> _DIRECTIONS_:
Wherever the string "الحسين" appears, copy the whole line.

> _DATA PROVIDED_:
= = = =
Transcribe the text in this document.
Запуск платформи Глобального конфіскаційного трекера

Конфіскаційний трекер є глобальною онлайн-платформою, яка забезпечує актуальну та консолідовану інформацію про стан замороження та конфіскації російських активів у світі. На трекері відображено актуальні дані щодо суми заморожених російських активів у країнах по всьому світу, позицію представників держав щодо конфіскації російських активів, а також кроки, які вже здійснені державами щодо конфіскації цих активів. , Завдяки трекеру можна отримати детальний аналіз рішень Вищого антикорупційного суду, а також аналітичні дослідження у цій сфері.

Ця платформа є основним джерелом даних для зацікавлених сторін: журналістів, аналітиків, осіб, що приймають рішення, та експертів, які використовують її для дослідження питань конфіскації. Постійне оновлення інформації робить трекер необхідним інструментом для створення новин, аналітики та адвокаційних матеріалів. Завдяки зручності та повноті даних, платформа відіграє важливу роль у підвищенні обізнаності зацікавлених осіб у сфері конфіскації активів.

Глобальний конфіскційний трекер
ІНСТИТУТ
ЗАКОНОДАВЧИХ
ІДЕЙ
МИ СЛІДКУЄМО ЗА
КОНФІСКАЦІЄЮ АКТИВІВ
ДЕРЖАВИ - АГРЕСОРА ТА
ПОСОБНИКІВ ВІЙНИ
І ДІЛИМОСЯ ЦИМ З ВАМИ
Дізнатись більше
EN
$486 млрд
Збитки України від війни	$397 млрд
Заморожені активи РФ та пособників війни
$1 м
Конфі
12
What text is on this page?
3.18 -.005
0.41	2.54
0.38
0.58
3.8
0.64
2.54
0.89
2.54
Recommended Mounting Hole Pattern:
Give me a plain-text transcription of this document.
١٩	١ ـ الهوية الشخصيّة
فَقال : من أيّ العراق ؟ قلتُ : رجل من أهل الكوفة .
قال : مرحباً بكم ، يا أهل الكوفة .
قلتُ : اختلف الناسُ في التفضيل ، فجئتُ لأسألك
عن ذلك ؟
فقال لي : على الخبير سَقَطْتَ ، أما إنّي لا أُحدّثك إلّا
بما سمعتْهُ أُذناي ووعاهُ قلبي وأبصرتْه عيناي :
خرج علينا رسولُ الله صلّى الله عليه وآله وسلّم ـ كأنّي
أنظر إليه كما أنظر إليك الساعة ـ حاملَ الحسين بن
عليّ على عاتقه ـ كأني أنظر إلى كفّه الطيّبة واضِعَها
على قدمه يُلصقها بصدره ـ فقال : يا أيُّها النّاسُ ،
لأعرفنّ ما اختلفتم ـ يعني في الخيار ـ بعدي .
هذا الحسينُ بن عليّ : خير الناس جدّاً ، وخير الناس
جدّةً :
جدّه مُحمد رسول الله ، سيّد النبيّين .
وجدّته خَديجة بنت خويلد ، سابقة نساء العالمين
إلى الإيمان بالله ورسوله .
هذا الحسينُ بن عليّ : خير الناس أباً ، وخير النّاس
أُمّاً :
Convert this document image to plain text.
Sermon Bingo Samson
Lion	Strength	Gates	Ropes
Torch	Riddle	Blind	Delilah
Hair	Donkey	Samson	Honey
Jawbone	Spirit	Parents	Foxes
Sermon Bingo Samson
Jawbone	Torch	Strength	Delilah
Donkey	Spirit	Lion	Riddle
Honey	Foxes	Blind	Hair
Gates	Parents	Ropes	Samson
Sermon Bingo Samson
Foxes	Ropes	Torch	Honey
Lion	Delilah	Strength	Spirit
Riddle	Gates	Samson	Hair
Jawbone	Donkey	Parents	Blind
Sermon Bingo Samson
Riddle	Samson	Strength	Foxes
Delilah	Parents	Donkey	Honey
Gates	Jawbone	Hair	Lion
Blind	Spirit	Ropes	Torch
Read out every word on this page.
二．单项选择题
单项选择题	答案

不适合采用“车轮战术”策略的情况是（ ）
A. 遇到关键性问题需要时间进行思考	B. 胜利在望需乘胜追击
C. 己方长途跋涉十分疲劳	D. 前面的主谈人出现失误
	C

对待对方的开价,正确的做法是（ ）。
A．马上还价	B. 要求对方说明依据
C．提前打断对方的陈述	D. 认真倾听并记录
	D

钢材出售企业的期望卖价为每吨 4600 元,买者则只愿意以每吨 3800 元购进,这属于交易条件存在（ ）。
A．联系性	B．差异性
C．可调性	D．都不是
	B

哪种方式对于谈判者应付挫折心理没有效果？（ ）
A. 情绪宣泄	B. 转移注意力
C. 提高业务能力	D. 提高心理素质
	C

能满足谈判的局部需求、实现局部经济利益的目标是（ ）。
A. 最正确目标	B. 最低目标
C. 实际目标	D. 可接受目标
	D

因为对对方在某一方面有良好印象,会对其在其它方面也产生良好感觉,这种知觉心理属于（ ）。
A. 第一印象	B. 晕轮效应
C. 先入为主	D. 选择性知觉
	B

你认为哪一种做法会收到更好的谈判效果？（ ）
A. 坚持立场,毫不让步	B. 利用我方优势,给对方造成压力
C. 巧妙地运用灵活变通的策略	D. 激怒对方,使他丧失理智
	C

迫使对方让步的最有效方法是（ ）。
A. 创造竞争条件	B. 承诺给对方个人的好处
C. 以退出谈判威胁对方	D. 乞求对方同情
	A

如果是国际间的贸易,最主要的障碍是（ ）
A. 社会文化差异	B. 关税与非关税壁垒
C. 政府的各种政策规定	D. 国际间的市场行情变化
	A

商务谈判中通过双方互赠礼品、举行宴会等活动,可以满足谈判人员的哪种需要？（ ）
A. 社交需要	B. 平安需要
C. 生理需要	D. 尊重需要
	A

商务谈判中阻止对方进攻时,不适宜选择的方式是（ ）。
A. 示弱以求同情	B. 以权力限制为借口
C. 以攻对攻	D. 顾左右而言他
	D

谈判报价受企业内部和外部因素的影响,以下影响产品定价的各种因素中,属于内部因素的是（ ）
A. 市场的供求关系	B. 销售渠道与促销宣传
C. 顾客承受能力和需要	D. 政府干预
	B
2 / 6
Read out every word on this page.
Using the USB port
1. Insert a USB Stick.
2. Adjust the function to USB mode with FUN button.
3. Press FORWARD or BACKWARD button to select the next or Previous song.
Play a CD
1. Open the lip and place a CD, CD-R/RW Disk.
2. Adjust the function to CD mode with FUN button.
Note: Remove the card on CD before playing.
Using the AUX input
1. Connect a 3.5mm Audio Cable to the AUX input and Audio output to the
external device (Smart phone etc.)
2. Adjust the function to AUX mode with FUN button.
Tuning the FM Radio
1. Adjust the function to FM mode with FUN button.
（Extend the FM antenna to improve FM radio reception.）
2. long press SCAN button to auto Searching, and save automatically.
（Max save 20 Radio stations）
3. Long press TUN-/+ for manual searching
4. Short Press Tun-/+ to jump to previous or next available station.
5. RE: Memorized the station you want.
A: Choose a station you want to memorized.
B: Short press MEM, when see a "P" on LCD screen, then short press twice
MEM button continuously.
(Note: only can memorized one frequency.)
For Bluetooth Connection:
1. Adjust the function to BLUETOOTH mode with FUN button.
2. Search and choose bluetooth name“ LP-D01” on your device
= = = =
> _SOLUTION FOR THIS EXERCISE_:
أنظر إليه كما أنظر إليك الساعة ـ حاملَ الحسين بن
هذا الحسينُ بن عليّ : خير الناس جدّاً ، وخير الناس
هذا الحسينُ بن عليّ : خير الناس أباً ، وخير النّاس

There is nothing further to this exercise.